Dataset rows about figures:
☆ ☆ ☆ ☆ ☆ ☆ ☆
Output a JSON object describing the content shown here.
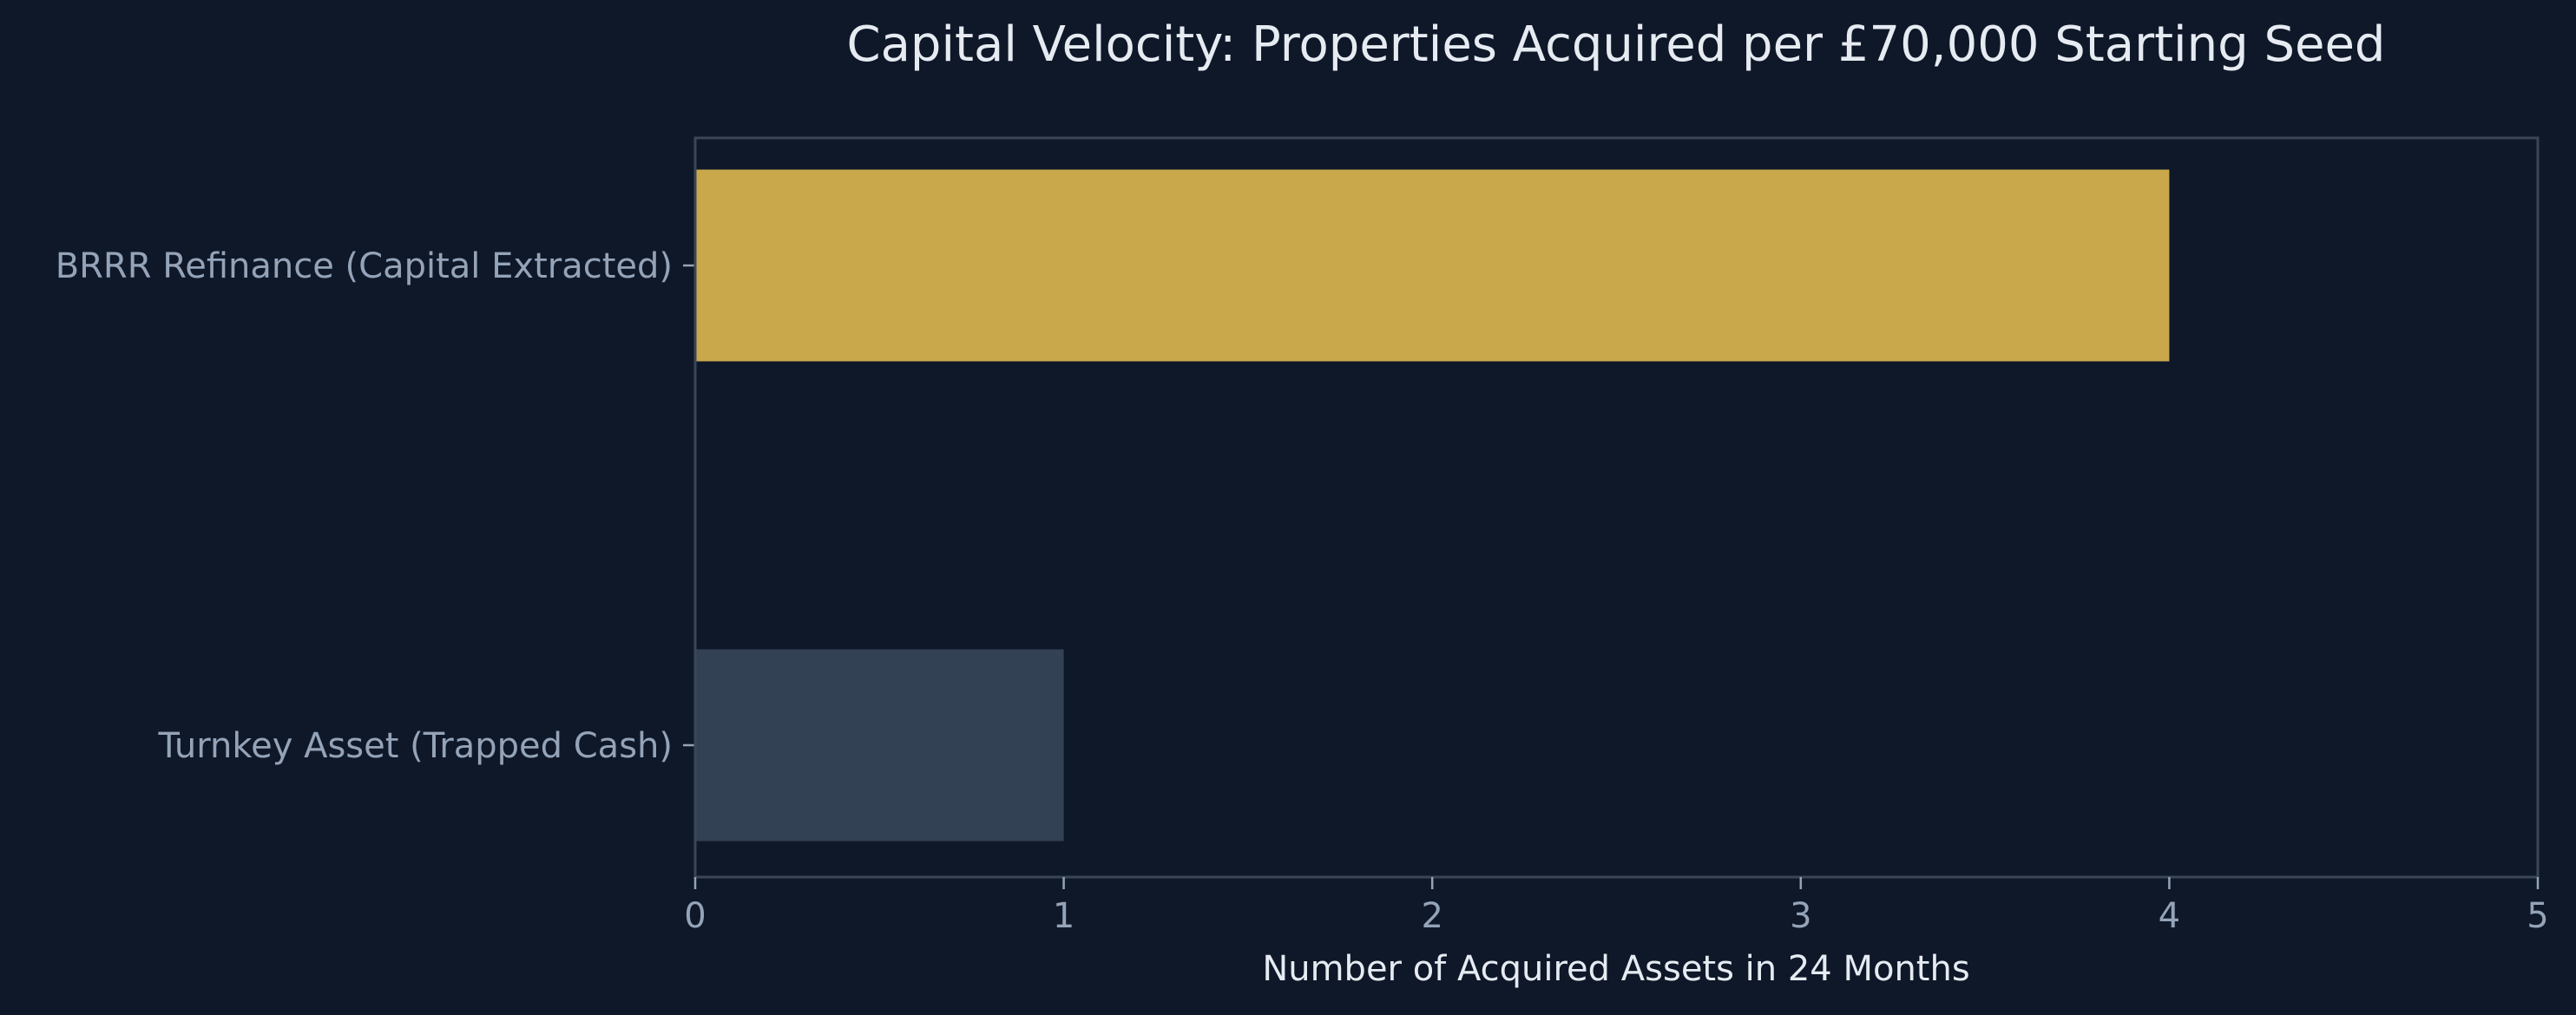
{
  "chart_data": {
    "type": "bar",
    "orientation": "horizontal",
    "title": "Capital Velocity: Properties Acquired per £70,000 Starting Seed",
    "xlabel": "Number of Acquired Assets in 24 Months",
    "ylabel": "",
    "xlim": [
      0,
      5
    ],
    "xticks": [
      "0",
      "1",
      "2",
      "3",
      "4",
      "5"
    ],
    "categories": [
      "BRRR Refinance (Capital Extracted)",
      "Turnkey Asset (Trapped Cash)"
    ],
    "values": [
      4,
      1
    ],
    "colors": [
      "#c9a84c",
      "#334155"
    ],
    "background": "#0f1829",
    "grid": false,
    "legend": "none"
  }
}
☆ ☆ ☆ ☆ ☆ ☆ ☆
Task prompt: Quote the records in their entirety, keeping the wording exact and excluding pictures.

Exercise solution:
Output a JSON object describing the content shown here.
{
  "chart_data": {
    "type": "bar",
    "orientation": "horizontal",
    "title": "Capital Velocity: Properties Acquired per £70,000 Starting Seed",
    "xlabel": "Number of Acquired Assets in 24 Months",
    "ylabel": "",
    "xlim": [
      0,
      5
    ],
    "xticks": [
      "0",
      "1",
      "2",
      "3",
      "4",
      "5"
    ],
    "categories": [
      "BRRR Refinance (Capital Extracted)",
      "Turnkey Asset (Trapped Cash)"
    ],
    "values": [
      4,
      1
    ],
    "colors": [
      "#c9a84c",
      "#334155"
    ],
    "background": "#0f1829",
    "grid": false,
    "legend": "none"
  }
}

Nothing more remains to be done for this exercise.